(Directions for this task): List, from the lines below, each one with "contact" in it.

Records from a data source
..........
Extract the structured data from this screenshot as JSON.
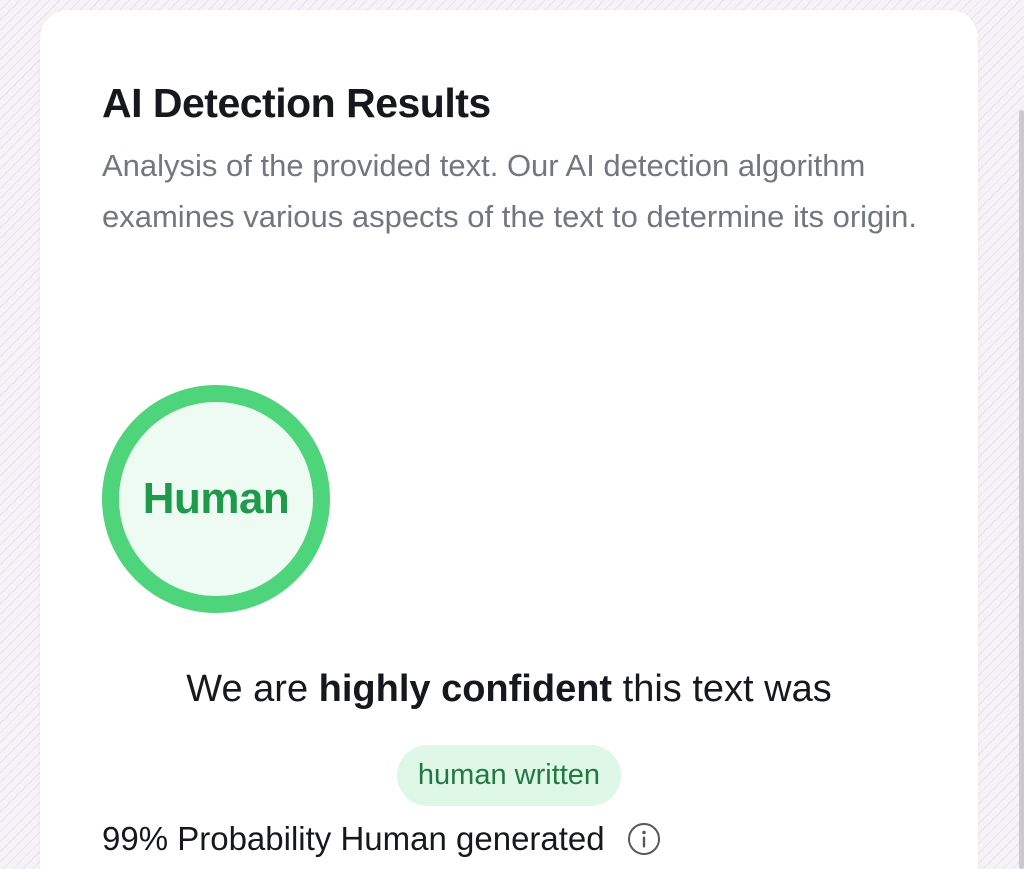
{
  "title": "AI Detection Results",
  "description": "Analysis of the provided text. Our AI detection algorithm examines various aspects of the text to determine its origin.",
  "verdict": {
    "ring_label": "Human",
    "confidence_prefix": "We are ",
    "confidence_emphasis": "highly confident",
    "confidence_suffix": " this text was",
    "badge": "human written",
    "probability_text": "99% Probability Human generated"
  },
  "icons": {
    "info": "info-circle-icon"
  },
  "colors": {
    "ring": "#4ed47a",
    "ring_text": "#1f9a4a",
    "badge_bg": "#dff7e7",
    "badge_text": "#1f7a3e"
  }
}
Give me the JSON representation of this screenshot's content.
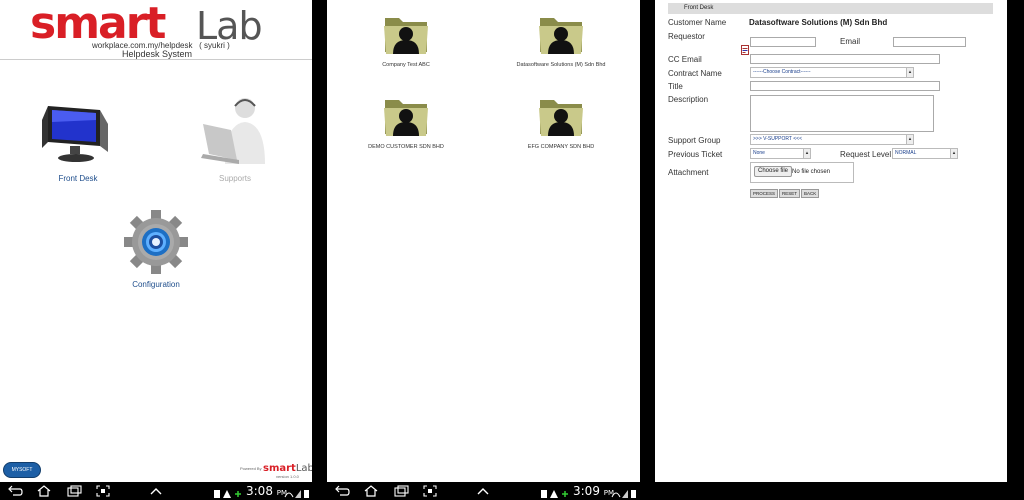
{
  "panel1": {
    "logo": {
      "smart": "smart",
      "lab": "Lab"
    },
    "url_line": "workplace.com.my/helpdesk   ( syukri )",
    "system_title": "Helpdesk System",
    "menu": [
      {
        "label": "Front Desk",
        "icon": "monitor-icon",
        "active": true
      },
      {
        "label": "Supports",
        "icon": "support-agent-icon",
        "active": false
      },
      {
        "label": "Configuration",
        "icon": "gear-icon",
        "active": true
      }
    ],
    "footer": {
      "badge": "MYSOFT",
      "powered": "Powered By",
      "powered_logo_smart": "smart",
      "powered_logo_lab": "Lab",
      "version": "version 1.0.0"
    }
  },
  "panel2": {
    "folders": [
      {
        "label": "Company Test ABC"
      },
      {
        "label": "Datasoftware Solutions (M) Sdn Bhd"
      },
      {
        "label": "DEMO CUSTOMER SDN BHD"
      },
      {
        "label": "EFG COMPANY SDN BHD"
      }
    ]
  },
  "panel3": {
    "header": "Front Desk",
    "customer_name_label": "Customer Name",
    "customer_name_value": "Datasoftware Solutions (M) Sdn Bhd",
    "requestor_label": "Requestor",
    "email_label": "Email",
    "cc_email_label": "CC Email",
    "contract_name_label": "Contract Name",
    "contract_select": "------Choose Contract------",
    "title_label": "Title",
    "description_label": "Description",
    "support_group_label": "Support Group",
    "support_group_select": ">>> V-SUPPORT <<<",
    "previous_ticket_label": "Previous Ticket",
    "previous_ticket_select": "None",
    "request_level_label": "Request Level",
    "request_level_select": "NORMAL",
    "attachment_label": "Attachment",
    "choose_file_label": "Choose file",
    "no_file_label": "No file chosen",
    "buttons": {
      "process": "PROCESS",
      "reset": "RESET",
      "back": "BACK"
    }
  },
  "system_bar": {
    "left_clock": "3:08",
    "left_ampm": "PM",
    "right_clock": "3:09",
    "right_ampm": "PM"
  }
}
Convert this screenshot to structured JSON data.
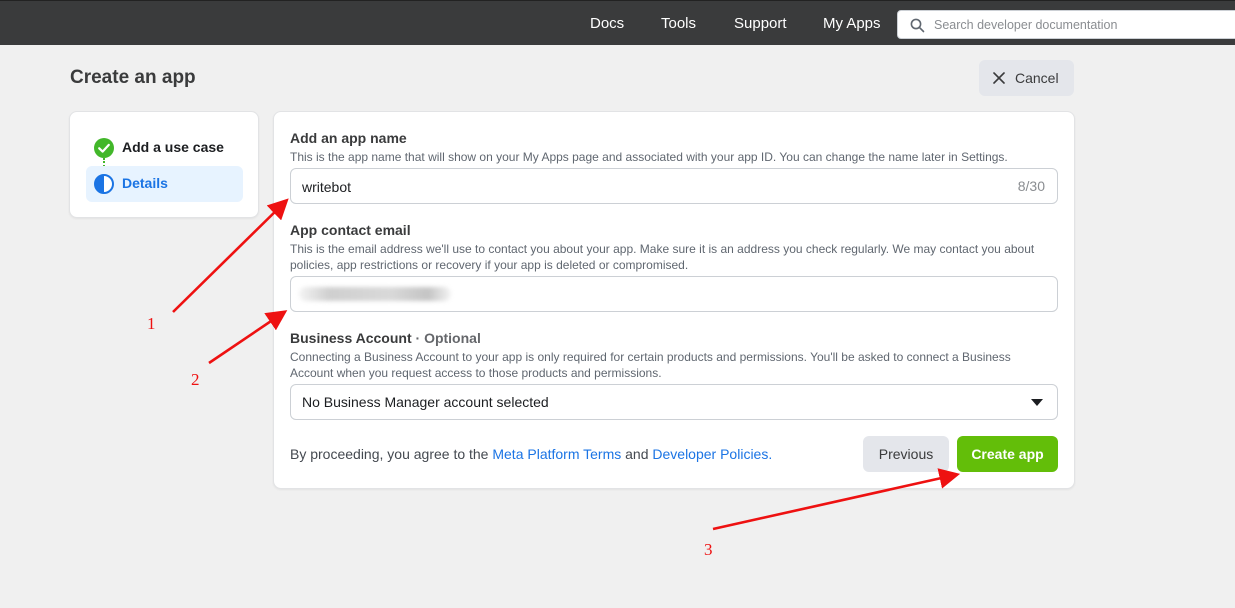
{
  "topbar": {
    "links": [
      "Docs",
      "Tools",
      "Support",
      "My Apps"
    ],
    "search_placeholder": "Search developer documentation"
  },
  "header": {
    "title": "Create an app",
    "cancel_label": "Cancel"
  },
  "steps": [
    {
      "label": "Add a use case",
      "state": "complete",
      "icon": "check-circle-icon"
    },
    {
      "label": "Details",
      "state": "active",
      "icon": "half-circle-icon"
    }
  ],
  "form": {
    "app_name": {
      "label": "Add an app name",
      "help": "This is the app name that will show on your My Apps page and associated with your app ID. You can change the name later in Settings.",
      "value": "writebot",
      "count": "8/30"
    },
    "email": {
      "label": "App contact email",
      "help": "This is the email address we'll use to contact you about your app. Make sure it is an address you check regularly. We may contact you about policies, app restrictions or recovery if your app is deleted or compromised."
    },
    "business": {
      "label": "Business Account",
      "optional": "· Optional",
      "help": "Connecting a Business Account to your app is only required for certain products and permissions. You'll be asked to connect a Business Account when you request access to those products and permissions.",
      "selected": "No Business Manager account selected"
    },
    "terms": {
      "prefix": "By proceeding, you agree to the",
      "link1": "Meta Platform Terms",
      "mid": "and",
      "link2": "Developer Policies."
    },
    "previous_label": "Previous",
    "create_label": "Create app"
  },
  "annotations": [
    "1",
    "2",
    "3"
  ],
  "colors": {
    "topbar": "#3a3b3c",
    "accent_blue": "#1b74e4",
    "create_green": "#63be09",
    "annotation_red": "#e11111"
  }
}
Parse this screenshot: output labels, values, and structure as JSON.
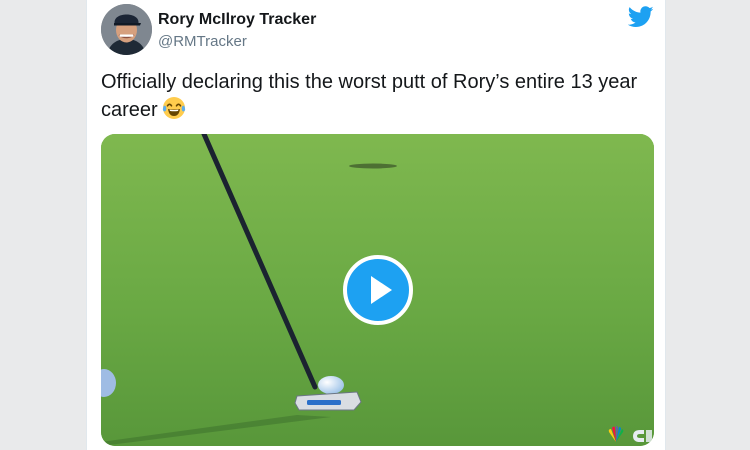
{
  "tweet": {
    "author_name": "Rory McIlroy Tracker",
    "author_handle": "@RMTracker",
    "text": "Officially declaring this the worst putt of Rory’s entire 13 year career"
  },
  "icons": {
    "bird": "twitter-bird-icon",
    "emoji": "face-with-tears-of-joy-icon",
    "play": "play-icon",
    "broadcast_logo": "nbc-peacock-logo"
  },
  "colors": {
    "brand": "#1da1f2",
    "text": "#14171a",
    "secondary": "#657786"
  }
}
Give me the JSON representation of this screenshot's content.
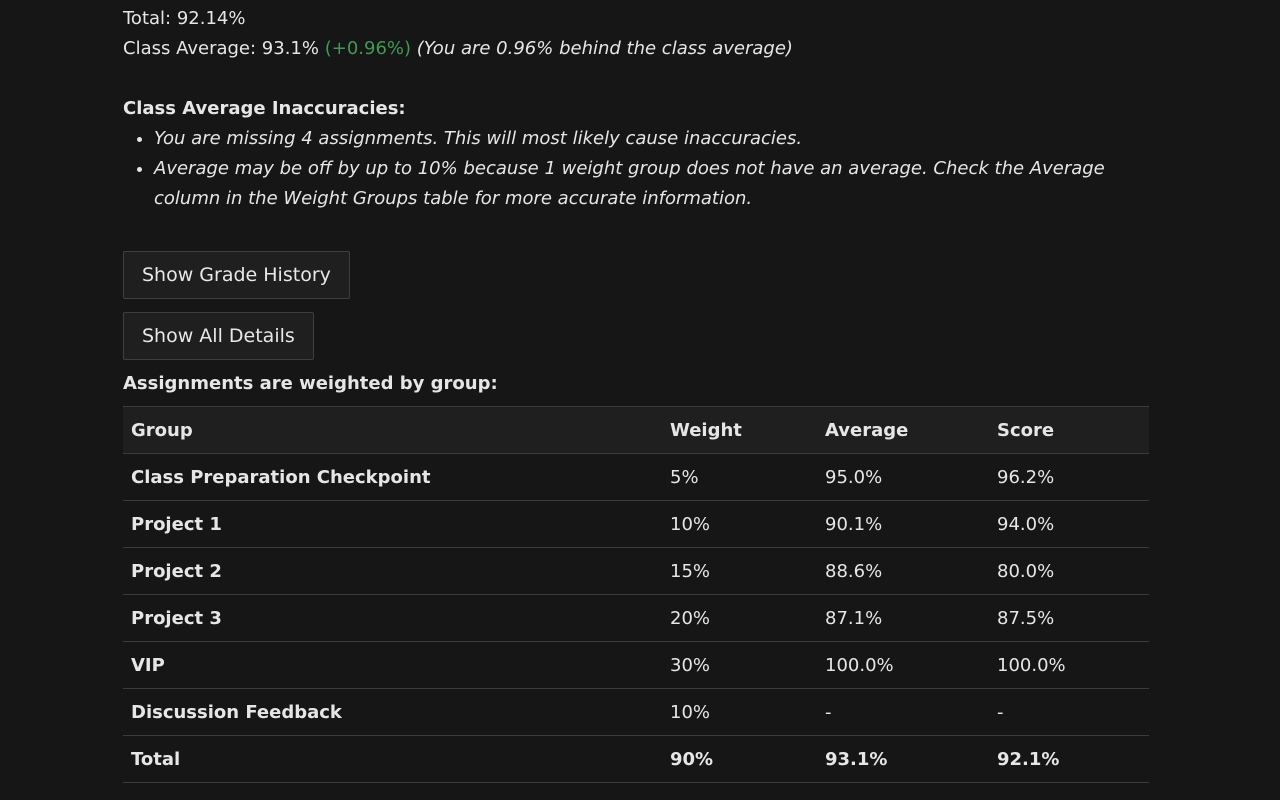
{
  "summary": {
    "total_label": "Total:",
    "total_value": "92.14%",
    "class_average_label": "Class Average:",
    "class_average_value": "93.1%",
    "difference": "(+0.96%)",
    "behind_note": "(You are 0.96% behind the class average)",
    "difference_color": "#3f9a55"
  },
  "inaccuracies": {
    "title": "Class Average Inaccuracies:",
    "items": [
      "You are missing 4 assignments. This will most likely cause inaccuracies.",
      "Average may be off by up to 10% because 1 weight group does not have an average. Check the Average column in the Weight Groups table for more accurate information."
    ]
  },
  "buttons": {
    "grade_history": "Show Grade History",
    "all_details": "Show All Details"
  },
  "weights": {
    "title": "Assignments are weighted by group:",
    "headers": {
      "group": "Group",
      "weight": "Weight",
      "average": "Average",
      "score": "Score"
    },
    "rows": [
      {
        "group": "Class Preparation Checkpoint",
        "weight": "5%",
        "average": "95.0%",
        "score": "96.2%"
      },
      {
        "group": "Project 1",
        "weight": "10%",
        "average": "90.1%",
        "score": "94.0%"
      },
      {
        "group": "Project 2",
        "weight": "15%",
        "average": "88.6%",
        "score": "80.0%"
      },
      {
        "group": "Project 3",
        "weight": "20%",
        "average": "87.1%",
        "score": "87.5%"
      },
      {
        "group": "VIP",
        "weight": "30%",
        "average": "100.0%",
        "score": "100.0%"
      },
      {
        "group": "Discussion Feedback",
        "weight": "10%",
        "average": "-",
        "score": "-"
      }
    ],
    "total": {
      "group": "Total",
      "weight": "90%",
      "average": "93.1%",
      "score": "92.1%"
    }
  }
}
..........
(Reply to the task):
      "label": "App contact email",
      "help": "This is the email address we'll use to contact you about your app. Make sure it is an address you check regularly. We may contact you about policies, app restrictions or recovery if your app is deleted or compromised."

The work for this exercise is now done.